The task:
Please return each of the entries exactly, minus their pictures.

________________

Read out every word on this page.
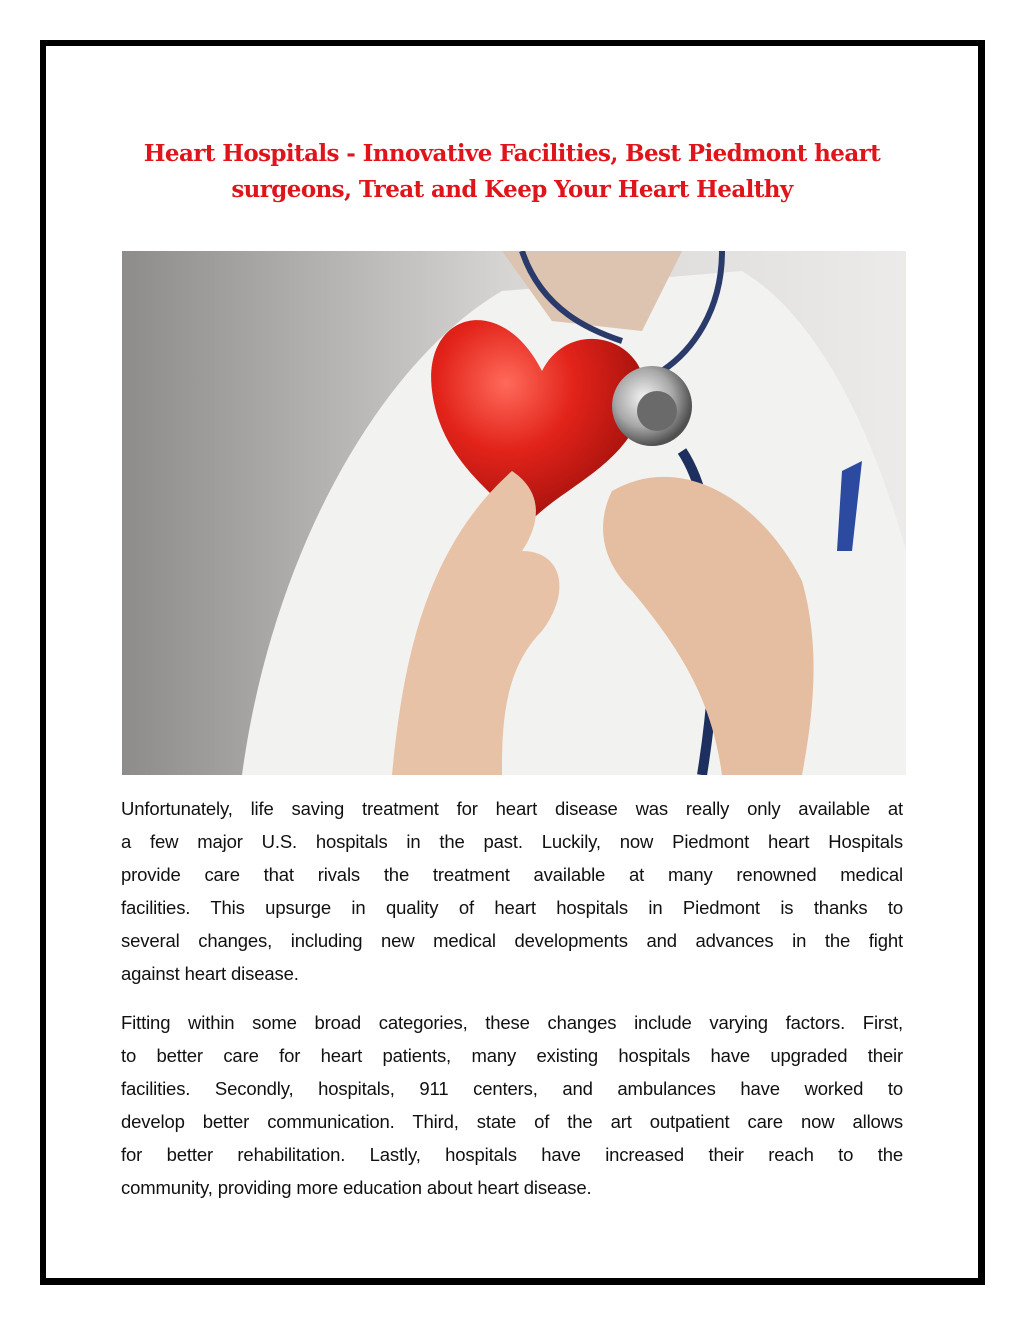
Heart Hospitals - Innovative Facilities, Best Piedmont heart
surgeons, Treat and Keep Your Heart Healthy
Unfortunately, life saving treatment for heart disease was really only available at
a few major U.S. hospitals in the past. Luckily, now Piedmont heart Hospitals
provide care that rivals the treatment available at many renowned medical
facilities. This upsurge in quality of heart hospitals in Piedmont is thanks to
several changes, including new medical developments and advances in the fight
against heart disease.
Fitting within some broad categories, these changes include varying factors. First,
to better care for heart patients, many existing hospitals have upgraded their
facilities. Secondly, hospitals, 911 centers, and ambulances have worked to
develop better communication. Third, state of the art outpatient care now allows
for better rehabilitation. Lastly, hospitals have increased their reach to the
community, providing more education about heart disease.
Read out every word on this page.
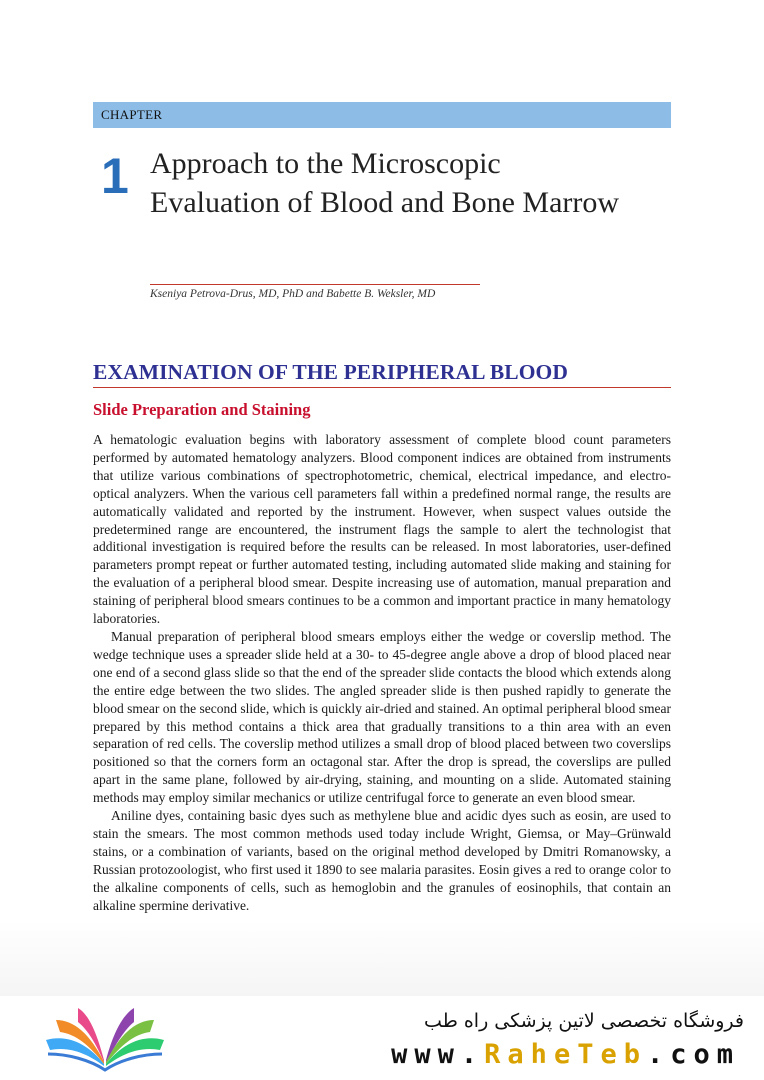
CHAPTER
1 Approach to the Microscopic Evaluation of Blood and Bone Marrow
Kseniya Petrova-Drus, MD, PhD and Babette B. Weksler, MD
EXAMINATION OF THE PERIPHERAL BLOOD
Slide Preparation and Staining

A hematologic evaluation begins with laboratory assessment of complete blood count parameters performed by automated hematology analyzers. Blood component indices are obtained from instruments that utilize various combinations of spectrophotometric, chemical, electrical impedance, and electro-optical analyzers. When the various cell parameters fall within a predefined normal range, the results are automatically validated and reported by the instrument. However, when suspect values outside the predetermined range are encountered, the instrument flags the sample to alert the technologist that additional investigation is required before the results can be released. In most laboratories, user-defined parameters prompt repeat or further automated testing, including automated slide making and staining for the evaluation of a peripheral blood smear. Despite increasing use of automation, manual preparation and staining of peripheral blood smears continues to be a common and important practice in many hematology laboratories.

Manual preparation of peripheral blood smears employs either the wedge or coverslip method. The wedge technique uses a spreader slide held at a 30- to 45-degree angle above a drop of blood placed near one end of a second glass slide so that the end of the spreader slide contacts the blood which extends along the entire edge between the two slides. The angled spreader slide is then pushed rapidly to generate the blood smear on the second slide, which is quickly air-dried and stained. An optimal peripheral blood smear prepared by this method contains a thick area that gradually transitions to a thin area with an even separation of red cells. The coverslip method utilizes a small drop of blood placed between two coverslips positioned so that the corners form an octagonal star. After the drop is spread, the coverslips are pulled apart in the same plane, followed by air-drying, staining, and mounting on a slide. Automated staining methods may employ similar mechanics or utilize centrifugal force to generate an even blood smear.

Aniline dyes, containing basic dyes such as methylene blue and acidic dyes such as eosin, are used to stain the smears. The most common methods used today include Wright, Giemsa, or May–Grünwald stains, or a combination of variants, based on the original method developed by Dmitri Romanowsky, a Russian protozoologist, who first used it 1890 to see malaria parasites. Eosin gives a red to orange color to the alkaline components of cells, such as hemoglobin and the granules of eosinophils, that contain an alkaline spermine derivative.

فروشگاه تخصصی لاتین پزشکی راه طب
www.RaheTeb.com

________________

Answer for this exercise:
Read out every word on this page.
Heart Hospitals - Innovative Facilities, Best Piedmont heart
surgeons, Treat and Keep Your Heart Healthy
Unfortunately, life saving treatment for heart disease was really only available at
a few major U.S. hospitals in the past. Luckily, now Piedmont heart Hospitals
provide care that rivals the treatment available at many renowned medical
facilities. This upsurge in quality of heart hospitals in Piedmont is thanks to
several changes, including new medical developments and advances in the fight
against heart disease.
Fitting within some broad categories, these changes include varying factors. First,
to better care for heart patients, many existing hospitals have upgraded their
facilities. Secondly, hospitals, 911 centers, and ambulances have worked to
develop better communication. Third, state of the art outpatient care now allows
for better rehabilitation. Lastly, hospitals have increased their reach to the
community, providing more education about heart disease.
Read out every word on this page.
CHAPTER
1 Approach to the Microscopic Evaluation of Blood and Bone Marrow
Kseniya Petrova-Drus, MD, PhD and Babette B. Weksler, MD
EXAMINATION OF THE PERIPHERAL BLOOD
Slide Preparation and Staining

A hematologic evaluation begins with laboratory assessment of complete blood count parameters performed by automated hematology analyzers. Blood component indices are obtained from instruments that utilize various combinations of spectrophotometric, chemical, electrical impedance, and electro-optical analyzers. When the various cell parameters fall within a predefined normal range, the results are automatically validated and reported by the instrument. However, when suspect values outside the predetermined range are encountered, the instrument flags the sample to alert the technologist that additional investigation is required before the results can be released. In most laboratories, user-defined parameters prompt repeat or further automated testing, including automated slide making and staining for the evaluation of a peripheral blood smear. Despite increasing use of automation, manual preparation and staining of peripheral blood smears continues to be a common and important practice in many hematology laboratories.

Manual preparation of peripheral blood smears employs either the wedge or coverslip method. The wedge technique uses a spreader slide held at a 30- to 45-degree angle above a drop of blood placed near one end of a second glass slide so that the end of the spreader slide contacts the blood which extends along the entire edge between the two slides. The angled spreader slide is then pushed rapidly to generate the blood smear on the second slide, which is quickly air-dried and stained. An optimal peripheral blood smear prepared by this method contains a thick area that gradually transitions to a thin area with an even separation of red cells. The coverslip method utilizes a small drop of blood placed between two coverslips positioned so that the corners form an octagonal star. After the drop is spread, the coverslips are pulled apart in the same plane, followed by air-drying, staining, and mounting on a slide. Automated staining methods may employ similar mechanics or utilize centrifugal force to generate an even blood smear.

Aniline dyes, containing basic dyes such as methylene blue and acidic dyes such as eosin, are used to stain the smears. The most common methods used today include Wright, Giemsa, or May–Grünwald stains, or a combination of variants, based on the original method developed by Dmitri Romanowsky, a Russian protozoologist, who first used it 1890 to see malaria parasites. Eosin gives a red to orange color to the alkaline components of cells, such as hemoglobin and the granules of eosinophils, that contain an alkaline spermine derivative.

فروشگاه تخصصی لاتین پزشکی راه طب
www.RaheTeb.com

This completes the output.